# start of Dataset rows

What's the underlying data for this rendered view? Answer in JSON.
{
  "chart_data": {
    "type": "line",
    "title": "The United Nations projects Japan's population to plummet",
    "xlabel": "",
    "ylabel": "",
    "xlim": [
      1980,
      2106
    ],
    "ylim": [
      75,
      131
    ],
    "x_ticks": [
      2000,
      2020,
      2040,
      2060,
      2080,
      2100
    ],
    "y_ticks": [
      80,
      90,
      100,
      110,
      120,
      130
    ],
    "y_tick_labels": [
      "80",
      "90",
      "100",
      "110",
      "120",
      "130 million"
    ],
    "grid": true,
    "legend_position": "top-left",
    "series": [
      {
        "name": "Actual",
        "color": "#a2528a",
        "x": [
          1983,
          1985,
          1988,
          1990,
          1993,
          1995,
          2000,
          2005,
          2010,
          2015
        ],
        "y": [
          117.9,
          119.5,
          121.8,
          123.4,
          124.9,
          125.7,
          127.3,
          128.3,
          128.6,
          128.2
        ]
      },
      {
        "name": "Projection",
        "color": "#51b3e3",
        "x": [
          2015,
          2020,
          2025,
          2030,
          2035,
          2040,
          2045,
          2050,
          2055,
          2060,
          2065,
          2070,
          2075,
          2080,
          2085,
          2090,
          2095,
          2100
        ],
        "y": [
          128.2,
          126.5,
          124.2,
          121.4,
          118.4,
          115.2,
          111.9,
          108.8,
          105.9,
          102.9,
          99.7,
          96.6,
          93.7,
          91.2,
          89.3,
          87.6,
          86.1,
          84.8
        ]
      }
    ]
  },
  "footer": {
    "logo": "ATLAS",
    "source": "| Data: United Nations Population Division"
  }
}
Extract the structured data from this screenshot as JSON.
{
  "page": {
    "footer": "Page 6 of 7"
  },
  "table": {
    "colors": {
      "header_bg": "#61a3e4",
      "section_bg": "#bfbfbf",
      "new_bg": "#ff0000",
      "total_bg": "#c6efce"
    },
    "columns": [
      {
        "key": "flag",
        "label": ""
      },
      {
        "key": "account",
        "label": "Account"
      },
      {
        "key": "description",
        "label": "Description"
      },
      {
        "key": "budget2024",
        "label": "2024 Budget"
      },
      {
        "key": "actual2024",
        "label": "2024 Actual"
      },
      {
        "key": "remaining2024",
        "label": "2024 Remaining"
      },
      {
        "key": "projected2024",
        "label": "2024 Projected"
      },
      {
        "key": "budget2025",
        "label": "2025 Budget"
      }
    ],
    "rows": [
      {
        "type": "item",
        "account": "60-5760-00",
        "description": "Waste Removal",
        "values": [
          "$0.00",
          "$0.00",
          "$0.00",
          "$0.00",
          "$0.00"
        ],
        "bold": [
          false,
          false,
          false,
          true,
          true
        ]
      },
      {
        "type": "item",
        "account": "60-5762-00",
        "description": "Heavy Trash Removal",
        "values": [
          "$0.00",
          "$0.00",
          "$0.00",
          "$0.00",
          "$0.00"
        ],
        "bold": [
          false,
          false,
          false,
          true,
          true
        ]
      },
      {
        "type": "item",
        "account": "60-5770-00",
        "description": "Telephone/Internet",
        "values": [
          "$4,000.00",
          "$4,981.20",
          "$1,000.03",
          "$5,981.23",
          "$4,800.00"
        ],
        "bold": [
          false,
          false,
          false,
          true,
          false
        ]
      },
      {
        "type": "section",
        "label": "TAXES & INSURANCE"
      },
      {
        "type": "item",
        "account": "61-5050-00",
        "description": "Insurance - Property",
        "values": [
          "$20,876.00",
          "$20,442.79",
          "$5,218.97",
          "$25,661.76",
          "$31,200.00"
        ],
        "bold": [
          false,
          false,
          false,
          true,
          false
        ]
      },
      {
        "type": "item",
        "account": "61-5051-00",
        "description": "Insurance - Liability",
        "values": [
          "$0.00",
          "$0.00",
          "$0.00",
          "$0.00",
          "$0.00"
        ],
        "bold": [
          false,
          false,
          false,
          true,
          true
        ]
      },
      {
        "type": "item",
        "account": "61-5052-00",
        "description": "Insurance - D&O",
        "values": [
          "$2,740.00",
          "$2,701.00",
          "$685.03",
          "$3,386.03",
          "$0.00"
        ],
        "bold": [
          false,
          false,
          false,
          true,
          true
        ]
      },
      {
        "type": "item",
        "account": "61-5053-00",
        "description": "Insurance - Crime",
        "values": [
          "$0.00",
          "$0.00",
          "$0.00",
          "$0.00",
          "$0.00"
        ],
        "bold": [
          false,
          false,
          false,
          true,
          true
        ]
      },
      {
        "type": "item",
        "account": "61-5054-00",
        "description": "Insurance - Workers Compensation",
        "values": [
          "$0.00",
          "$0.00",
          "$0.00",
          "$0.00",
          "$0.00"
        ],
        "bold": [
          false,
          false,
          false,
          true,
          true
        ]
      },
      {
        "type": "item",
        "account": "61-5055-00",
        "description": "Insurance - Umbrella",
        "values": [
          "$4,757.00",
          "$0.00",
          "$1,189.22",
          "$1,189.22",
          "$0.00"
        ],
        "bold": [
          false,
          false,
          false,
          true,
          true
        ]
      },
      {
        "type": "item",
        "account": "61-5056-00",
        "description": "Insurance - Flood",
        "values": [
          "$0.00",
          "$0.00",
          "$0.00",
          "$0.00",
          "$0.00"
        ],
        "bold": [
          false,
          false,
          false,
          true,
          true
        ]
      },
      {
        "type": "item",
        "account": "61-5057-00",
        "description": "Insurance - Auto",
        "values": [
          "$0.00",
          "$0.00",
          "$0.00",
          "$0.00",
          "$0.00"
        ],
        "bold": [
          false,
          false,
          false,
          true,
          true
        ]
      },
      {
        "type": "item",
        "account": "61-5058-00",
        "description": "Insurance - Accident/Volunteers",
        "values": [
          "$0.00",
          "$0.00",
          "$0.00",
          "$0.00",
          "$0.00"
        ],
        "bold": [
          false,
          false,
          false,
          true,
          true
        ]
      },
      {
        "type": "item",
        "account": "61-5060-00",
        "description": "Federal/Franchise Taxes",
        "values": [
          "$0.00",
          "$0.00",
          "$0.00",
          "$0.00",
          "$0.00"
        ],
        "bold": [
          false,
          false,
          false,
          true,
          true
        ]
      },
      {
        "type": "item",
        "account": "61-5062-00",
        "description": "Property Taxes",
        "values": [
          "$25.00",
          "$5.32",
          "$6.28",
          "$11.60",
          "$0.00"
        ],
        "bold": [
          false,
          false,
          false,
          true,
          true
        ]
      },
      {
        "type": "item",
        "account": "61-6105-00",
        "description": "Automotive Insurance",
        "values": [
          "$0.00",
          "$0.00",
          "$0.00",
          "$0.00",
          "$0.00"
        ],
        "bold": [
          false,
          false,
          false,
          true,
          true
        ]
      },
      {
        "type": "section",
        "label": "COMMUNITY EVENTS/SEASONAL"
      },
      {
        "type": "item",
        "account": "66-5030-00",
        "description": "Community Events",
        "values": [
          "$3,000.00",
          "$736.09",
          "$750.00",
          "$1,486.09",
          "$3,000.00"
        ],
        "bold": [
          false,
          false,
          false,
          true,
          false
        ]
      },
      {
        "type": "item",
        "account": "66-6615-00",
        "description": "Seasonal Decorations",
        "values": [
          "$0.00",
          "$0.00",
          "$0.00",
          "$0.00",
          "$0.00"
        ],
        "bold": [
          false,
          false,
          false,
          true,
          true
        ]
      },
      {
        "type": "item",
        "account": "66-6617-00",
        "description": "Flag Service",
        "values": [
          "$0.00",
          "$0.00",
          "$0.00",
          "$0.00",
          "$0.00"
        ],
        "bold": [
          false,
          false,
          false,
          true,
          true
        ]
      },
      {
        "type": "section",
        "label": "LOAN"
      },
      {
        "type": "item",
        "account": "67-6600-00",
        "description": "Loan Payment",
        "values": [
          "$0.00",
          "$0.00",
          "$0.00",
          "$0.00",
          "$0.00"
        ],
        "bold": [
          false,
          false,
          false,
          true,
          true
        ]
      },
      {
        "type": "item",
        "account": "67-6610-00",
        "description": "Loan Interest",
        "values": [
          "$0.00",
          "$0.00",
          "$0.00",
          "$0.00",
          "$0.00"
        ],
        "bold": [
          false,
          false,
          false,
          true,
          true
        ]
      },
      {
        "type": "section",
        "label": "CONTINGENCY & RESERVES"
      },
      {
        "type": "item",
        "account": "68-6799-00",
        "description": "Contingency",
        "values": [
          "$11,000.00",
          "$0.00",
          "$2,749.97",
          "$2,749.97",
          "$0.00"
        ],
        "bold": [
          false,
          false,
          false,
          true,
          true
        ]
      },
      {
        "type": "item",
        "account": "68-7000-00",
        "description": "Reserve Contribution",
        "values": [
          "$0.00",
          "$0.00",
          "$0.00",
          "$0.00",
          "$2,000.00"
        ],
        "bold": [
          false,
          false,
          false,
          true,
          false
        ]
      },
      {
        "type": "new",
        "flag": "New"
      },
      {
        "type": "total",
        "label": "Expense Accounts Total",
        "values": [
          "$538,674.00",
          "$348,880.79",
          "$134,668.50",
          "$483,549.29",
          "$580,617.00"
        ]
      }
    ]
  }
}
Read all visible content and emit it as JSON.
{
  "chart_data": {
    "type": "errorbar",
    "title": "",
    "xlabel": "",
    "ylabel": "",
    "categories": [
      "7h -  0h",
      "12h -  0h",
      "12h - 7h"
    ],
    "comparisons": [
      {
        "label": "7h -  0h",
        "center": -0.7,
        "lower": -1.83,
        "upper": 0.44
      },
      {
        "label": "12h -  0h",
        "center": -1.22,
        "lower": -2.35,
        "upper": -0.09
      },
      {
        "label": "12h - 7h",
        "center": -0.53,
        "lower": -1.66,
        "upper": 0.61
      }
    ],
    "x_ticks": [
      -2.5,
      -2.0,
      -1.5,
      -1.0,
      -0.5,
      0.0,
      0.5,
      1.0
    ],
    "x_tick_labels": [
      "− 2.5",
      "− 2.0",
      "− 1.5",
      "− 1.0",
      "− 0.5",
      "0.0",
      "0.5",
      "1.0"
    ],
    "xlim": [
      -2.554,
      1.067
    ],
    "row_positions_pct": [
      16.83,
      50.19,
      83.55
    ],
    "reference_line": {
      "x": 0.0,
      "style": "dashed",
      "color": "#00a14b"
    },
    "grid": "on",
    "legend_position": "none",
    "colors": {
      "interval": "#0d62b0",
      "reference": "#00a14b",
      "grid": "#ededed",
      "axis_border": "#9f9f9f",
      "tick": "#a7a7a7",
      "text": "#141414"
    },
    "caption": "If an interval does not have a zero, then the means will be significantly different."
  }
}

# end of Dataset rows

Stated problem → Go through the listing above line by line and say how many lines hold the word "this". Reply with that number only.

The reply → 2